▸ **Problem**: Make an exact copy of the entries, and keep any pictures out of it.

▸ **Material supplied**:
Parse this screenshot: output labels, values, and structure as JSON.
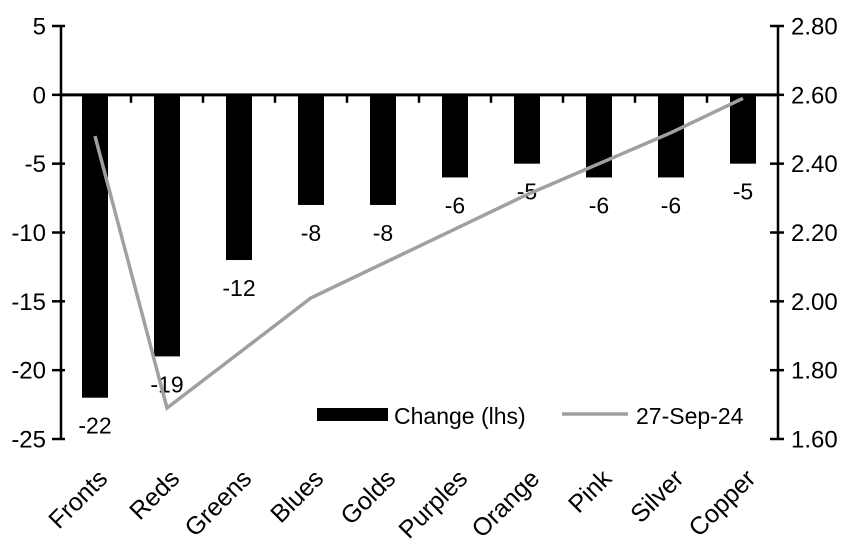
{
  "chart_data": {
    "type": "bar",
    "combo": "bar + line, dual y-axis",
    "title": "",
    "xlabel": "",
    "ylabel_left": "",
    "ylabel_right": "",
    "grid": false,
    "legend_position": "inside-bottom-center",
    "categories": [
      "Fronts",
      "Reds",
      "Greens",
      "Blues",
      "Golds",
      "Purples",
      "Orange",
      "Pink",
      "Silver",
      "Copper"
    ],
    "series": [
      {
        "name": "Change (lhs)",
        "type": "bar",
        "axis": "left",
        "color": "#000000",
        "values": [
          -22,
          -19,
          -12,
          -8,
          -8,
          -6,
          -5,
          -6,
          -6,
          -5
        ],
        "data_labels": [
          "-22",
          "-19",
          "-12",
          "-8",
          "-8",
          "-6",
          "-5",
          "-6",
          "-6",
          "-5"
        ]
      },
      {
        "name": "27-Sep-24",
        "type": "line",
        "axis": "right",
        "color": "#a0a0a0",
        "values": [
          2.48,
          1.69,
          1.85,
          2.01,
          2.11,
          2.21,
          2.31,
          2.4,
          2.49,
          2.59
        ]
      }
    ],
    "left_axis": {
      "min": -25,
      "max": 5,
      "tick_labels": [
        "5",
        "0",
        "-5",
        "-10",
        "-15",
        "-20",
        "-25"
      ],
      "tick_values": [
        5,
        0,
        -5,
        -10,
        -15,
        -20,
        -25
      ]
    },
    "right_axis": {
      "min": 1.6,
      "max": 2.8,
      "tick_labels": [
        "2.80",
        "2.60",
        "2.40",
        "2.20",
        "2.00",
        "1.80",
        "1.60"
      ],
      "tick_values": [
        2.8,
        2.6,
        2.4,
        2.2,
        2.0,
        1.8,
        1.6
      ]
    },
    "legend": [
      {
        "label": "Change (lhs)",
        "swatch": "bar",
        "color": "#000000"
      },
      {
        "label": "27-Sep-24",
        "swatch": "line",
        "color": "#a0a0a0"
      }
    ],
    "colors": {
      "bar": "#000000",
      "line": "#a0a0a0",
      "axis": "#000000",
      "text": "#000000",
      "background": "#ffffff"
    }
  }
}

▸ **Solution to this task**:
Parse this screenshot: output labels, values, and structure as JSON.
{
  "chart_data": {
    "type": "bar",
    "combo": "bar + line, dual y-axis",
    "title": "",
    "xlabel": "",
    "ylabel_left": "",
    "ylabel_right": "",
    "grid": false,
    "legend_position": "inside-bottom-center",
    "categories": [
      "Fronts",
      "Reds",
      "Greens",
      "Blues",
      "Golds",
      "Purples",
      "Orange",
      "Pink",
      "Silver",
      "Copper"
    ],
    "series": [
      {
        "name": "Change (lhs)",
        "type": "bar",
        "axis": "left",
        "color": "#000000",
        "values": [
          -22,
          -19,
          -12,
          -8,
          -8,
          -6,
          -5,
          -6,
          -6,
          -5
        ],
        "data_labels": [
          "-22",
          "-19",
          "-12",
          "-8",
          "-8",
          "-6",
          "-5",
          "-6",
          "-6",
          "-5"
        ]
      },
      {
        "name": "27-Sep-24",
        "type": "line",
        "axis": "right",
        "color": "#a0a0a0",
        "values": [
          2.48,
          1.69,
          1.85,
          2.01,
          2.11,
          2.21,
          2.31,
          2.4,
          2.49,
          2.59
        ]
      }
    ],
    "left_axis": {
      "min": -25,
      "max": 5,
      "tick_labels": [
        "5",
        "0",
        "-5",
        "-10",
        "-15",
        "-20",
        "-25"
      ],
      "tick_values": [
        5,
        0,
        -5,
        -10,
        -15,
        -20,
        -25
      ]
    },
    "right_axis": {
      "min": 1.6,
      "max": 2.8,
      "tick_labels": [
        "2.80",
        "2.60",
        "2.40",
        "2.20",
        "2.00",
        "1.80",
        "1.60"
      ],
      "tick_values": [
        2.8,
        2.6,
        2.4,
        2.2,
        2.0,
        1.8,
        1.6
      ]
    },
    "legend": [
      {
        "label": "Change (lhs)",
        "swatch": "bar",
        "color": "#000000"
      },
      {
        "label": "27-Sep-24",
        "swatch": "line",
        "color": "#a0a0a0"
      }
    ],
    "colors": {
      "bar": "#000000",
      "line": "#a0a0a0",
      "axis": "#000000",
      "text": "#000000",
      "background": "#ffffff"
    }
  }
}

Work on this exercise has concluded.